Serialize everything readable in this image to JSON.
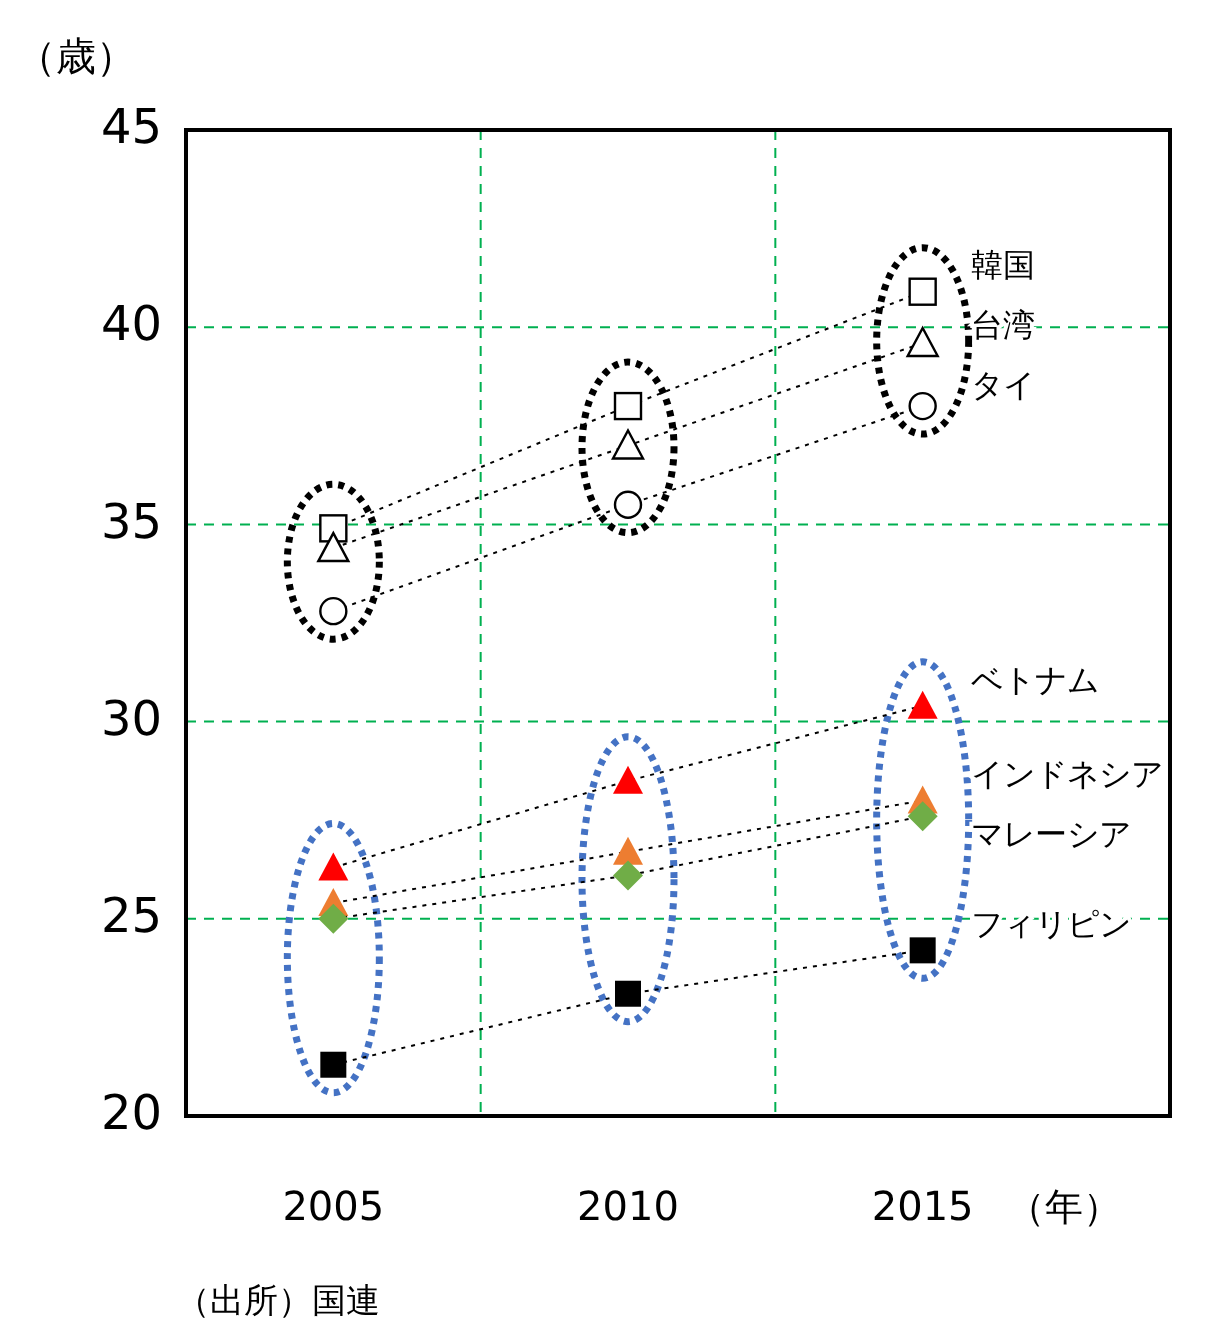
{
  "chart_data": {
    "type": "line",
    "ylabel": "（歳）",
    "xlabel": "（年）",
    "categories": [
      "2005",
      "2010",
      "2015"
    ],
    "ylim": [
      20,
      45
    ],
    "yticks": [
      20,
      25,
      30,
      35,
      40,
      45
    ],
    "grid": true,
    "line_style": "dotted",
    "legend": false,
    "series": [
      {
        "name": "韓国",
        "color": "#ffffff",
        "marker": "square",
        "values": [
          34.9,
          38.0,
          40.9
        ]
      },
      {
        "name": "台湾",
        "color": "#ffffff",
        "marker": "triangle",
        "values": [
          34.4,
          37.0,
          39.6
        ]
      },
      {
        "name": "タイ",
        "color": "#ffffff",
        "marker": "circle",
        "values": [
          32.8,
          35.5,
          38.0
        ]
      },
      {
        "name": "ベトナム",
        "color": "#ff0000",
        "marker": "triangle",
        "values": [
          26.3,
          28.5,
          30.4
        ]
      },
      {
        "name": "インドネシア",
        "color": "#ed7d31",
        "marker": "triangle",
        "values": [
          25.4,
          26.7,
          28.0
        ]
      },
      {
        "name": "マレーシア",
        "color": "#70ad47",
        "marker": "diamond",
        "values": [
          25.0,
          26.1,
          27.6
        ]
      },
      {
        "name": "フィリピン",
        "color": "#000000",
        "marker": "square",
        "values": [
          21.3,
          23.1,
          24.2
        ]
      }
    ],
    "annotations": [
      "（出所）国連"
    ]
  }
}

---

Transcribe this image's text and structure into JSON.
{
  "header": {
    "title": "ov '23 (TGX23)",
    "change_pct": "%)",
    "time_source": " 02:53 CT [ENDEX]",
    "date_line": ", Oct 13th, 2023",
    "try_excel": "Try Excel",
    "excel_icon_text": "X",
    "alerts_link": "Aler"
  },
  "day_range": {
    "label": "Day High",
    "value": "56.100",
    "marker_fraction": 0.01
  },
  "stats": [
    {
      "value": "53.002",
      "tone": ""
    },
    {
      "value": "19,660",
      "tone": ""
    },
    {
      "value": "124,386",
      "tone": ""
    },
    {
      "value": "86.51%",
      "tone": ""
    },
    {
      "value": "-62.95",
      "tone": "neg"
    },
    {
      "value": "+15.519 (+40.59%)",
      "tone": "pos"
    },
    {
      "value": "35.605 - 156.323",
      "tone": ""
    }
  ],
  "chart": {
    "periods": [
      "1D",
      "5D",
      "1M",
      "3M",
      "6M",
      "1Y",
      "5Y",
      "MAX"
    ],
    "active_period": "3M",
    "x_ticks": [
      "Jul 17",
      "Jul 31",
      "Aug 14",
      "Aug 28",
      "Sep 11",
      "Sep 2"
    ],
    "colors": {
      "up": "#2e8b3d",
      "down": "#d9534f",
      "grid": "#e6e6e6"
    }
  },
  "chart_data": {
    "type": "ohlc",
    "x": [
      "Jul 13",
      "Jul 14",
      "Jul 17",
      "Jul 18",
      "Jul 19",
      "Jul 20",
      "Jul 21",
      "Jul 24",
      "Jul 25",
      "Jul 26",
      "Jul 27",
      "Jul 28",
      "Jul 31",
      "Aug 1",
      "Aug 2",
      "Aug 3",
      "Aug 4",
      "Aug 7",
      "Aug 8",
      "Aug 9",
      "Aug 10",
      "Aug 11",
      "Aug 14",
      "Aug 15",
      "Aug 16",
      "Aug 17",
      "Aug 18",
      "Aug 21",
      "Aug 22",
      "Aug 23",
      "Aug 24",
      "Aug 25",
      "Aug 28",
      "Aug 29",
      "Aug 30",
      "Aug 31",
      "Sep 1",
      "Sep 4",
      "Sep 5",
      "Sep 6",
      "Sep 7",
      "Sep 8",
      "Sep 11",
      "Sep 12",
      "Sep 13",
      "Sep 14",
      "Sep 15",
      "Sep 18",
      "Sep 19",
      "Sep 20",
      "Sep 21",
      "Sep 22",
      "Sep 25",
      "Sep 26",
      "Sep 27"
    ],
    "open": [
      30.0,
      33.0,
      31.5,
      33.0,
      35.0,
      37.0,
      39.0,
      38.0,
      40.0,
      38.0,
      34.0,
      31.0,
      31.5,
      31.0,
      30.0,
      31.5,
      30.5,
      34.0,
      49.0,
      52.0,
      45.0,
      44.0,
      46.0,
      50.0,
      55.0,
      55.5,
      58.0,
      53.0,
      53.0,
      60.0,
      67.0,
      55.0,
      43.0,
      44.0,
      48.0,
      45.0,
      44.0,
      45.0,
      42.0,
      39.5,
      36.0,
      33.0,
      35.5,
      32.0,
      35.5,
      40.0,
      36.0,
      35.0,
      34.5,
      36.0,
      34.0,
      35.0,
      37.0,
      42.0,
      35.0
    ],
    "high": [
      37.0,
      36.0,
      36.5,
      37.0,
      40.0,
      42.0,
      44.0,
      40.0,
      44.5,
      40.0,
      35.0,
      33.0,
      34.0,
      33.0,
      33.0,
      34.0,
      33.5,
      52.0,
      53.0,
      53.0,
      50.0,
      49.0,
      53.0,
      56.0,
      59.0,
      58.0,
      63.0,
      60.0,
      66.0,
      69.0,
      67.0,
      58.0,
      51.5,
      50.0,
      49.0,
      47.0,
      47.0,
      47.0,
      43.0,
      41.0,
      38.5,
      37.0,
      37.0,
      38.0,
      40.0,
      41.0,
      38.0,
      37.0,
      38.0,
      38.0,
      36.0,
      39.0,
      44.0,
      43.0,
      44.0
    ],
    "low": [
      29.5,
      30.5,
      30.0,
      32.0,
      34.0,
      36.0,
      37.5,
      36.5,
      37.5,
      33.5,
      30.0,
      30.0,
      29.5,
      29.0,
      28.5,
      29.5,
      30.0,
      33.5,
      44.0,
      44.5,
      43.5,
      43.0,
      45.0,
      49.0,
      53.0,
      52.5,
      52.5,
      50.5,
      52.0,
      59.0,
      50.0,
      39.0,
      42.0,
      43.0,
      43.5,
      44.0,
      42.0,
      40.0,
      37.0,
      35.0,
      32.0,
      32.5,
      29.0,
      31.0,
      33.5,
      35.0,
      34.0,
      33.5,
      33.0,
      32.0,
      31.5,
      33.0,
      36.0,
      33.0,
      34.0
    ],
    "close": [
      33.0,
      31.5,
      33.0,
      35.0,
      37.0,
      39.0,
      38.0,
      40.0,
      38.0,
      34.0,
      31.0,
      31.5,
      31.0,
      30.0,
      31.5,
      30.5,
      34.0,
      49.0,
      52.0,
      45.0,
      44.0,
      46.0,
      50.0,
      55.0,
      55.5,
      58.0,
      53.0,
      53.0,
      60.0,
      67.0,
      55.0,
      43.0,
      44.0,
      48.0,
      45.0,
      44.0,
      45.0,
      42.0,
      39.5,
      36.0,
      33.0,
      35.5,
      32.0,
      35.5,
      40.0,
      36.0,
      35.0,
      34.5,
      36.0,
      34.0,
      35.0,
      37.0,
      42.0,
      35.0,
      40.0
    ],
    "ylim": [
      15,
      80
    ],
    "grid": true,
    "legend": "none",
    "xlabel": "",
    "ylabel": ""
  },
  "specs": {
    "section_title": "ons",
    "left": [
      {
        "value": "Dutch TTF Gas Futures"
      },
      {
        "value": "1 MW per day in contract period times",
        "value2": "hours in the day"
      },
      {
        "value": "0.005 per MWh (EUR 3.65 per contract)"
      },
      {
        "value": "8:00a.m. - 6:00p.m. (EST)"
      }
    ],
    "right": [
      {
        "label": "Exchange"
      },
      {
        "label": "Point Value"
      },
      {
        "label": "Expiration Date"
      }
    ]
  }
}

== EXERCISE ==
List every line above that contains the word "JSON".

== ANSWER TO THIS PROBLEM ==
Serialize everything readable in this image to JSON.
Transcribe this image's text and structure into JSON.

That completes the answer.